— START OF Data shown —

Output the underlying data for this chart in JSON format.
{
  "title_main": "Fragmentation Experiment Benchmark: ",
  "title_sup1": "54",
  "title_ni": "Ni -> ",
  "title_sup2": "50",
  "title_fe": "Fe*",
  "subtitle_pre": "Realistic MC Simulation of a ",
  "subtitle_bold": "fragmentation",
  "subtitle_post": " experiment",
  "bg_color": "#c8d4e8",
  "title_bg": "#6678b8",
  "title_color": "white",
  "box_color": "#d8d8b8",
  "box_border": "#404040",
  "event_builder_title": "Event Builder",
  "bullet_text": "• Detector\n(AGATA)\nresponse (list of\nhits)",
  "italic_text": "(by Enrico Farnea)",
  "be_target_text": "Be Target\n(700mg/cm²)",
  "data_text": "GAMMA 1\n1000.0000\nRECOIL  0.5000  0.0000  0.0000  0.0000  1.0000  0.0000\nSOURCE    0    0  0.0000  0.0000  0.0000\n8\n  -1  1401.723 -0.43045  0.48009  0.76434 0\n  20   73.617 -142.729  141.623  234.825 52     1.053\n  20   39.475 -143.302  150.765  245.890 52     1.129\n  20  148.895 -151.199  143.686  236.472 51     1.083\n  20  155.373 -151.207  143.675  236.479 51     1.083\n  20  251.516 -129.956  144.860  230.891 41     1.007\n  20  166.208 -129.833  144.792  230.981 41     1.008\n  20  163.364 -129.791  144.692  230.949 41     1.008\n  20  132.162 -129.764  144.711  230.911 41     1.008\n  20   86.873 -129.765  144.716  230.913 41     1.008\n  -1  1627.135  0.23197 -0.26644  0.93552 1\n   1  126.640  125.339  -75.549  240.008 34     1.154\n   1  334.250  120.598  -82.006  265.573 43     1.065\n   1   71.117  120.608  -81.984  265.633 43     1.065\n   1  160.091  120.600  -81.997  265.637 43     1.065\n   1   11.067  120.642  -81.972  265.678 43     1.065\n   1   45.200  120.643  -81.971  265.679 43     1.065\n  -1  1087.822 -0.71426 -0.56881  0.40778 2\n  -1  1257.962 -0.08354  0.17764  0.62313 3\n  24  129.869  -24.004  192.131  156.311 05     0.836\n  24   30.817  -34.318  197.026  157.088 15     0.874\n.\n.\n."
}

— END OF Data shown —

Print the complete listing again, exactly as it stands.

Task result »
Output the underlying data for this chart in JSON format.
{
  "title_main": "Fragmentation Experiment Benchmark: ",
  "title_sup1": "54",
  "title_ni": "Ni -> ",
  "title_sup2": "50",
  "title_fe": "Fe*",
  "subtitle_pre": "Realistic MC Simulation of a ",
  "subtitle_bold": "fragmentation",
  "subtitle_post": " experiment",
  "bg_color": "#c8d4e8",
  "title_bg": "#6678b8",
  "title_color": "white",
  "box_color": "#d8d8b8",
  "box_border": "#404040",
  "event_builder_title": "Event Builder",
  "bullet_text": "• Detector\n(AGATA)\nresponse (list of\nhits)",
  "italic_text": "(by Enrico Farnea)",
  "be_target_text": "Be Target\n(700mg/cm²)",
  "data_text": "GAMMA 1\n1000.0000\nRECOIL  0.5000  0.0000  0.0000  0.0000  1.0000  0.0000\nSOURCE    0    0  0.0000  0.0000  0.0000\n8\n  -1  1401.723 -0.43045  0.48009  0.76434 0\n  20   73.617 -142.729  141.623  234.825 52     1.053\n  20   39.475 -143.302  150.765  245.890 52     1.129\n  20  148.895 -151.199  143.686  236.472 51     1.083\n  20  155.373 -151.207  143.675  236.479 51     1.083\n  20  251.516 -129.956  144.860  230.891 41     1.007\n  20  166.208 -129.833  144.792  230.981 41     1.008\n  20  163.364 -129.791  144.692  230.949 41     1.008\n  20  132.162 -129.764  144.711  230.911 41     1.008\n  20   86.873 -129.765  144.716  230.913 41     1.008\n  -1  1627.135  0.23197 -0.26644  0.93552 1\n   1  126.640  125.339  -75.549  240.008 34     1.154\n   1  334.250  120.598  -82.006  265.573 43     1.065\n   1   71.117  120.608  -81.984  265.633 43     1.065\n   1  160.091  120.600  -81.997  265.637 43     1.065\n   1   11.067  120.642  -81.972  265.678 43     1.065\n   1   45.200  120.643  -81.971  265.679 43     1.065\n  -1  1087.822 -0.71426 -0.56881  0.40778 2\n  -1  1257.962 -0.08354  0.17764  0.62313 3\n  24  129.869  -24.004  192.131  156.311 05     0.836\n  24   30.817  -34.318  197.026  157.088 15     0.874\n.\n.\n."
}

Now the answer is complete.